Task goal: Return a copy of every line in the records that includes the word "JSON".

= = = =

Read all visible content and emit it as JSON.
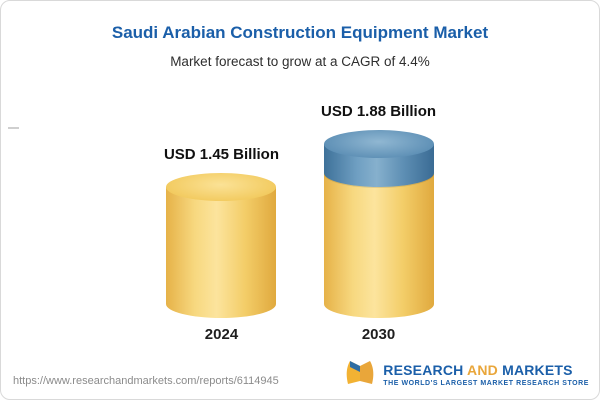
{
  "header": {
    "title": "Saudi Arabian Construction Equipment Market",
    "subtitle": "Market forecast to grow at a CAGR of 4.4%"
  },
  "chart_data": {
    "type": "bar",
    "bar_style": "3d-cylinder",
    "title": "Saudi Arabian Construction Equipment Market",
    "subtitle": "Market forecast to grow at a CAGR of 4.4%",
    "cagr_percent": 4.4,
    "unit": "USD Billion",
    "categories": [
      "2024",
      "2030"
    ],
    "values": [
      1.45,
      1.88
    ],
    "value_labels": [
      "USD 1.45 Billion",
      "USD 1.88 Billion"
    ],
    "colors": {
      "bar_base": "#F3CD68",
      "bar_growth_top": "#5E8FB4"
    },
    "legend": "none",
    "grid": "off",
    "xlabel": "",
    "ylabel": ""
  },
  "footer": {
    "url": "https://www.researchandmarkets.com/reports/6114945",
    "brand": {
      "part1": "RESEARCH",
      "part2": "AND",
      "part3": "MARKETS",
      "tagline": "THE WORLD'S LARGEST MARKET RESEARCH STORE"
    },
    "brand_colors": {
      "blue": "#1B5FA9",
      "gold": "#E9A63A"
    }
  }
}
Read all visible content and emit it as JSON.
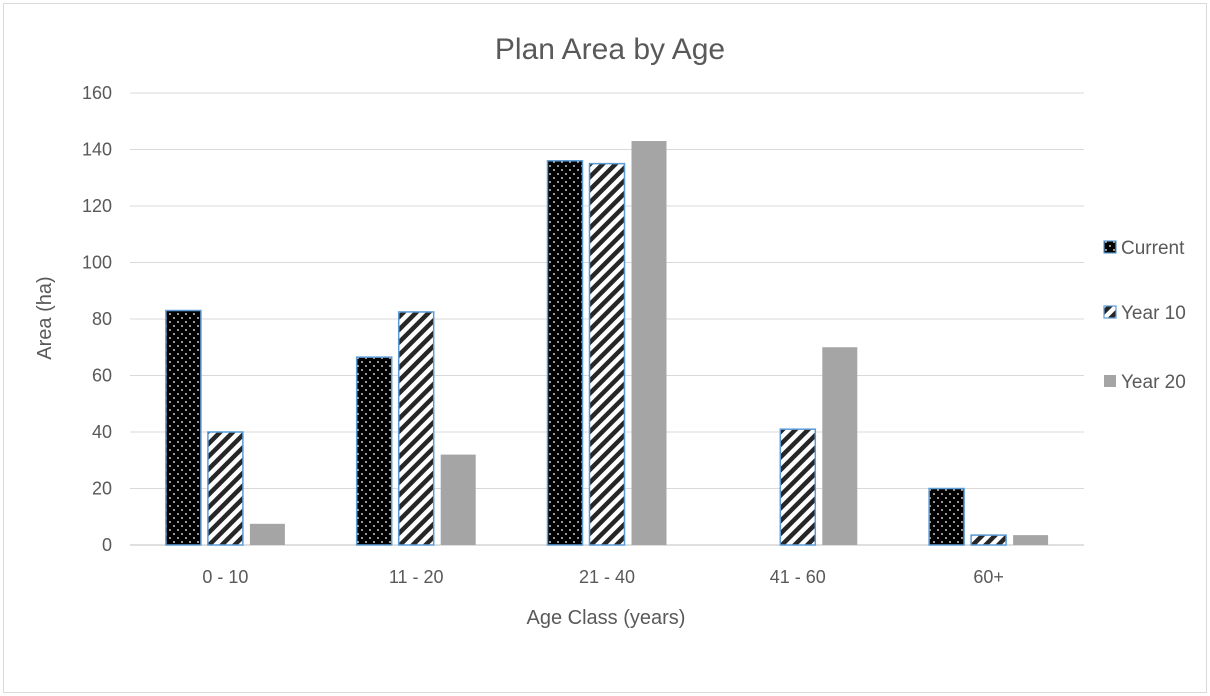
{
  "chart_data": {
    "type": "bar",
    "title": "Plan Area by Age",
    "xlabel": "Age Class (years)",
    "ylabel": "Area (ha)",
    "ylim": [
      0,
      160
    ],
    "yticks": [
      "0",
      "20",
      "40",
      "60",
      "80",
      "100",
      "120",
      "140",
      "160"
    ],
    "grid": true,
    "legend_position": "right",
    "categories": [
      "0 - 10",
      "11 - 20",
      "21 - 40",
      "41 - 60",
      "60+"
    ],
    "series": [
      {
        "name": "Current",
        "values": [
          83,
          66.5,
          136,
          0,
          20
        ],
        "pattern": "dots",
        "color": "#000000",
        "edge": "#5b9bd5"
      },
      {
        "name": "Year 10",
        "values": [
          40,
          82.5,
          135,
          41,
          3.5
        ],
        "pattern": "diagonal-stripes",
        "color": "#262626",
        "edge": "#5b9bd5"
      },
      {
        "name": "Year 20",
        "values": [
          7.5,
          32,
          143,
          70,
          3.5
        ],
        "pattern": "solid",
        "color": "#a5a5a5",
        "edge": "#a5a5a5"
      }
    ]
  }
}
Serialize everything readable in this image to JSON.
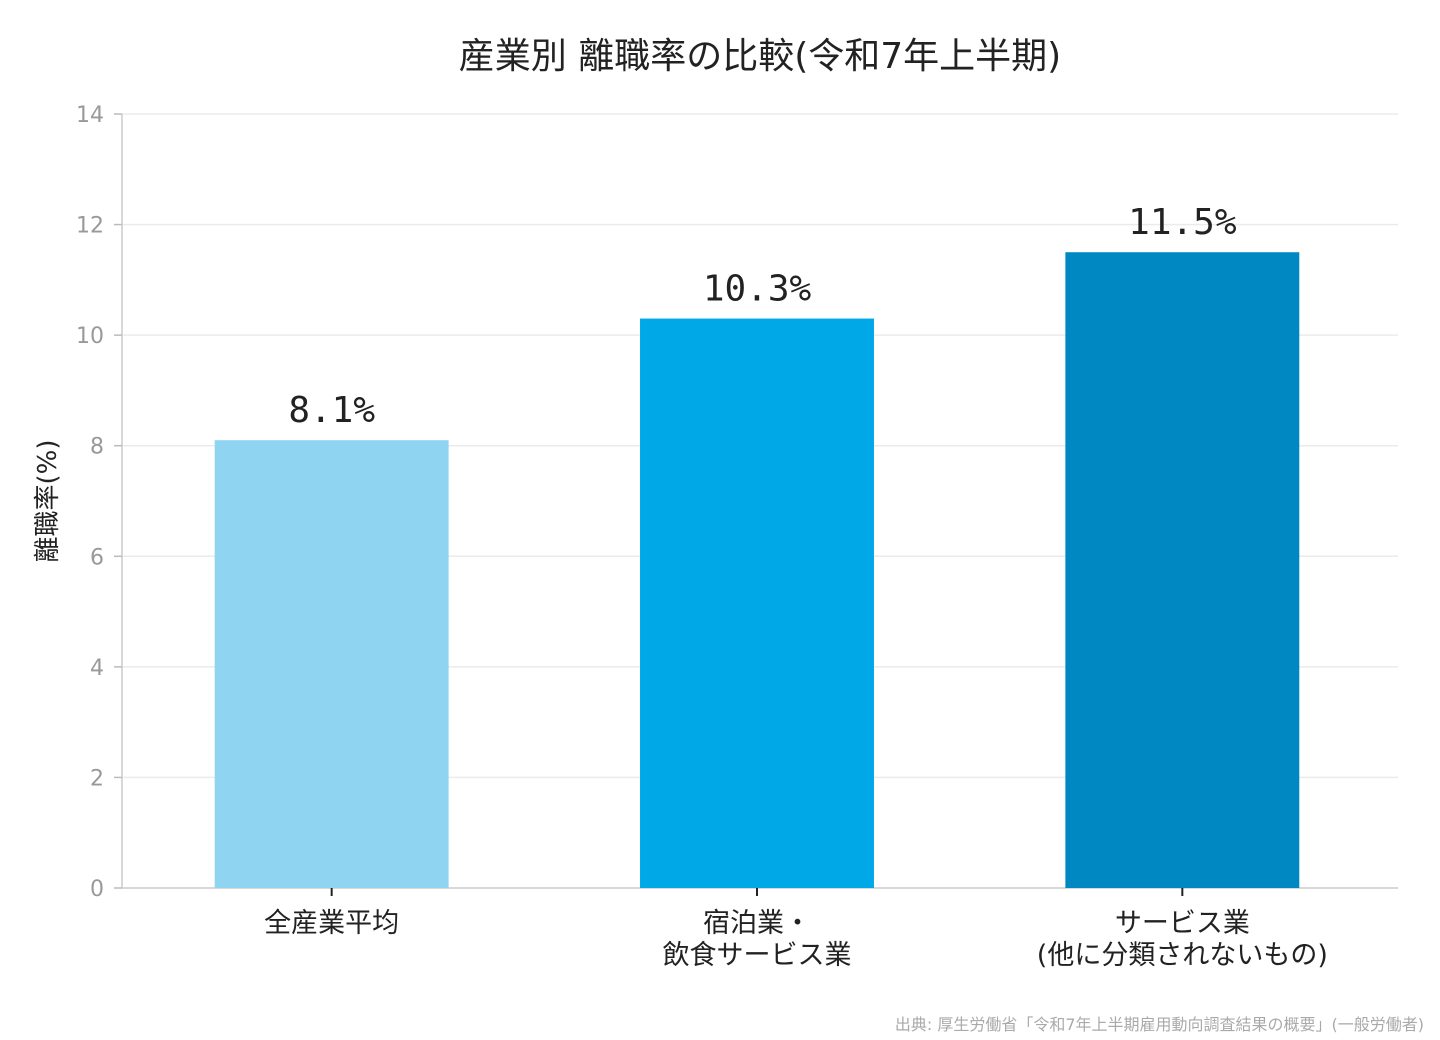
{
  "chart_data": {
    "type": "bar",
    "title": "産業別 離職率の比較(令和7年上半期)",
    "ylabel": "離職率(%)",
    "xlabel": "",
    "ylim": [
      0,
      14
    ],
    "yticks": [
      0,
      2,
      4,
      6,
      8,
      10,
      12,
      14
    ],
    "grid": true,
    "categories": [
      [
        "全産業平均"
      ],
      [
        "宿泊業・",
        "飲食サービス業"
      ],
      [
        "サービス業",
        "(他に分類されないもの)"
      ]
    ],
    "values": [
      8.1,
      10.3,
      11.5
    ],
    "data_labels": [
      "8.1%",
      "10.3%",
      "11.5%"
    ],
    "colors": [
      "#8fd5f2",
      "#00a8e8",
      "#0088c3"
    ],
    "source": "出典: 厚生労働省「令和7年上半期雇用動向調査結果の概要」(一般労働者)"
  }
}
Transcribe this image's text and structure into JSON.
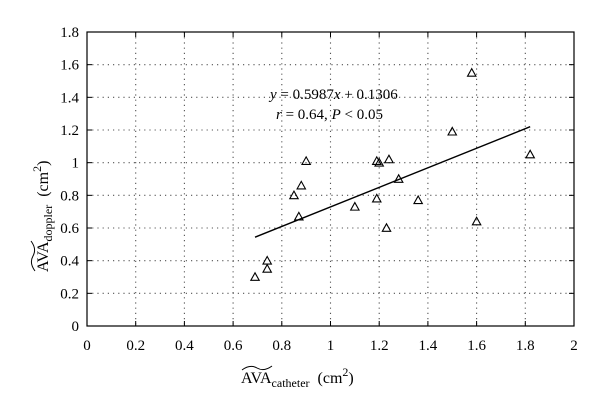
{
  "chart_data": {
    "type": "scatter",
    "xlim": [
      0,
      2
    ],
    "ylim": [
      0,
      1.8
    ],
    "x_ticks": [
      "0",
      "0.2",
      "0.4",
      "0.6",
      "0.8",
      "1",
      "1.2",
      "1.4",
      "1.6",
      "1.8",
      "2"
    ],
    "y_ticks": [
      "0",
      "0.2",
      "0.4",
      "0.6",
      "0.8",
      "1",
      "1.2",
      "1.4",
      "1.6",
      "1.8"
    ],
    "xlabel": {
      "main": "AVA",
      "sub": "catheter",
      "unit": "(cm",
      "unit_sup": "2",
      "unit_end": ")"
    },
    "ylabel": {
      "main": "AVA",
      "sub": "doppler",
      "unit": "(cm",
      "unit_sup": "2",
      "unit_end": ")"
    },
    "grid": true,
    "marker": "triangle",
    "points": [
      {
        "x": 0.69,
        "y": 0.3
      },
      {
        "x": 0.74,
        "y": 0.35
      },
      {
        "x": 0.74,
        "y": 0.4
      },
      {
        "x": 0.85,
        "y": 0.8
      },
      {
        "x": 0.87,
        "y": 0.67
      },
      {
        "x": 0.88,
        "y": 0.86
      },
      {
        "x": 0.9,
        "y": 1.01
      },
      {
        "x": 1.1,
        "y": 0.73
      },
      {
        "x": 1.19,
        "y": 0.78
      },
      {
        "x": 1.19,
        "y": 1.01
      },
      {
        "x": 1.2,
        "y": 1.0
      },
      {
        "x": 1.23,
        "y": 0.6
      },
      {
        "x": 1.24,
        "y": 1.02
      },
      {
        "x": 1.28,
        "y": 0.9
      },
      {
        "x": 1.36,
        "y": 0.77
      },
      {
        "x": 1.5,
        "y": 1.19
      },
      {
        "x": 1.58,
        "y": 1.55
      },
      {
        "x": 1.6,
        "y": 0.64
      },
      {
        "x": 1.82,
        "y": 1.05
      }
    ],
    "fit_line": {
      "slope": 0.5987,
      "intercept": 0.1306,
      "x_range": [
        0.69,
        1.82
      ]
    },
    "annotations": {
      "equation": {
        "y": "y",
        "eq": " = 0.5987",
        "x": "x",
        "rest": " + 0.1306"
      },
      "stats": {
        "r": "r",
        "r_val": " = 0.64, ",
        "p": "P",
        "p_val": " < 0.05"
      }
    }
  }
}
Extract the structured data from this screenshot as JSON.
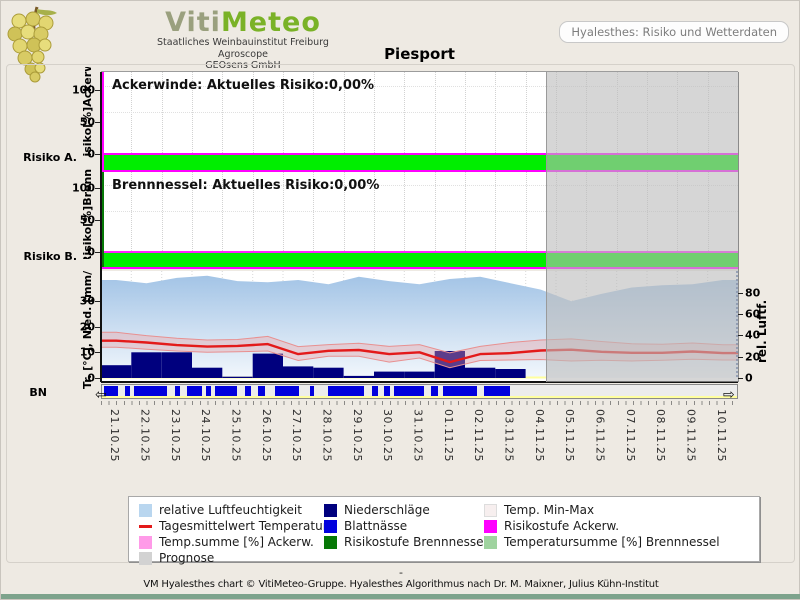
{
  "header": {
    "logo": {
      "title_part1": "Viti",
      "title_part2": "Meteo",
      "subline1": "Staatliches Weinbauinstitut Freiburg",
      "subline2": "Agroscope",
      "subline3": "GEOsens GmbH"
    },
    "info_box_label": "Hyalesthes: Risiko und Wetterdaten",
    "page_title": "Piesport"
  },
  "panels": {
    "ackerwinde": {
      "title": "Ackerwinde: Aktuelles Risiko:0,00%",
      "axis_label": "Risiko[%]Ackerw.",
      "side_label": "Risiko A.",
      "ticks": [
        0,
        50,
        100
      ]
    },
    "brennnessel": {
      "title": "Brennnessel: Aktuelles Risiko:0,00%",
      "axis_label": "Risiko[%]Brenn.",
      "side_label": "Risiko B.",
      "ticks": [
        0,
        50,
        100
      ]
    },
    "weather": {
      "axis_label_left": "Tr. [°C], Nied. [mm/",
      "axis_label_right": "rel. Luftf.",
      "bn_label": "BN",
      "ticks_left": [
        0,
        10,
        20,
        30
      ],
      "ticks_right": [
        0,
        20,
        40,
        60,
        80
      ]
    }
  },
  "chart_data": {
    "type": "multi-panel: area (humidity) + line (temperature) + bar (precipitation) + risk bands",
    "dates": [
      "21.10.25",
      "22.10.25",
      "23.10.25",
      "24.10.25",
      "25.10.25",
      "26.10.25",
      "27.10.25",
      "28.10.25",
      "29.10.25",
      "30.10.25",
      "31.10.25",
      "01.11.25",
      "02.11.25",
      "03.11.25",
      "04.11.25",
      "05.11.25",
      "06.11.25",
      "07.11.25",
      "08.11.25",
      "09.11.25",
      "10.11.25"
    ],
    "forecast_start_day": 14.67,
    "risk_panels": [
      {
        "name": "Ackerwinde",
        "current_risk_pct": 0.0,
        "risk_band": "green",
        "ylim": [
          0,
          100
        ]
      },
      {
        "name": "Brennnessel",
        "current_risk_pct": 0.0,
        "risk_band": "green",
        "ylim": [
          0,
          100
        ]
      }
    ],
    "weather": {
      "ylim_left_celsius": [
        0,
        39
      ],
      "ylim_right_humidity_pct": [
        0,
        100
      ],
      "temperature_mean_c": [
        14.5,
        13.8,
        12.8,
        12.2,
        12.5,
        13.2,
        9.3,
        10.6,
        10.9,
        9.3,
        10.0,
        6.2,
        9.3,
        9.7,
        10.7,
        11.0,
        10.2,
        9.8,
        9.8,
        10.3,
        9.7
      ],
      "temperature_min_c": [
        12.0,
        11.2,
        10.5,
        10.0,
        10.2,
        10.5,
        6.8,
        8.5,
        8.5,
        6.2,
        7.8,
        4.0,
        6.8,
        7.0,
        7.2,
        6.6,
        6.9,
        6.6,
        6.9,
        7.3,
        7.0
      ],
      "temperature_max_c": [
        17.8,
        16.5,
        15.5,
        14.8,
        15.0,
        16.2,
        12.2,
        13.0,
        13.5,
        12.3,
        13.0,
        9.8,
        12.3,
        13.8,
        14.8,
        15.2,
        14.2,
        13.3,
        13.1,
        13.6,
        12.9
      ],
      "humidity_pct": [
        92,
        89,
        94,
        96,
        91,
        90,
        92,
        88,
        95,
        91,
        88,
        93,
        95,
        89,
        83,
        72,
        79,
        85,
        87,
        88,
        92
      ],
      "precipitation_mm": [
        5,
        10,
        10,
        4,
        0.5,
        9.5,
        4.5,
        4,
        0.8,
        2.5,
        2.5,
        10.5,
        4,
        3.5,
        0,
        0,
        0,
        0,
        0,
        0,
        0
      ],
      "leaf_wetness_segments_days": [
        [
          0.08,
          0.52
        ],
        [
          0.75,
          0.92
        ],
        [
          1.05,
          2.15
        ],
        [
          2.4,
          2.56
        ],
        [
          2.8,
          3.3
        ],
        [
          3.42,
          3.58
        ],
        [
          3.72,
          4.45
        ],
        [
          4.7,
          4.92
        ],
        [
          5.15,
          5.38
        ],
        [
          5.7,
          6.5
        ],
        [
          6.85,
          7.0
        ],
        [
          7.45,
          8.62
        ],
        [
          8.9,
          9.08
        ],
        [
          9.3,
          9.48
        ],
        [
          9.62,
          10.62
        ],
        [
          10.85,
          11.08
        ],
        [
          11.25,
          12.35
        ],
        [
          12.6,
          13.45
        ]
      ]
    }
  },
  "legend": {
    "columns": [
      [
        {
          "label": "relative Luftfeuchtigkeit",
          "kind": "box",
          "color": "#b9d6ef"
        },
        {
          "label": "Tagesmittelwert Temperatur",
          "kind": "line",
          "color": "#e31a1a"
        },
        {
          "label": "Temp.summe [%] Ackerw.",
          "kind": "box",
          "color": "#ff9ae8"
        },
        {
          "label": "Prognose",
          "kind": "box",
          "color": "#d2d2d2"
        }
      ],
      [
        {
          "label": "Niederschläge",
          "kind": "box",
          "color": "#00007e"
        },
        {
          "label": "Blattnässe",
          "kind": "box",
          "color": "#0202dd"
        },
        {
          "label": "Risikostufe Brennnessel",
          "kind": "box",
          "color": "#067806"
        }
      ],
      [
        {
          "label": "Temp. Min-Max",
          "kind": "box",
          "color": "#f7efef"
        },
        {
          "label": "Risikostufe Ackerw.",
          "kind": "box",
          "color": "#ff00ff"
        },
        {
          "label": "Temperatursumme [%] Brennnessel",
          "kind": "box",
          "color": "#9fd39f"
        }
      ]
    ]
  },
  "footer": {
    "dash": "-",
    "credit": "VM Hyalesthes chart © VitiMeteo-Gruppe. Hyalesthes Algorithmus nach Dr. M. Maixner, Julius Kühn-Institut"
  },
  "colors": {
    "risk_ok_green": "#00ee00",
    "risk_ackerw_magenta": "#ff00ff",
    "risk_brenn_green": "#067806",
    "temperature_red": "#e31a1a",
    "precip_navy": "#00007e",
    "leafwet_blue": "#0202dd",
    "humidity_blue": "#a8c8e8",
    "forecast_gray": "#bbbbbb",
    "background_beige": "#eeeae3"
  }
}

= = = =

Solution below:
Read all visible content and emit it as JSON.
Read all visible content and emit it as JSON.
Serialize everything readable in this image to JSON.
Transcribe this image's text and structure into JSON.
Extract the structured data from this screenshot as JSON.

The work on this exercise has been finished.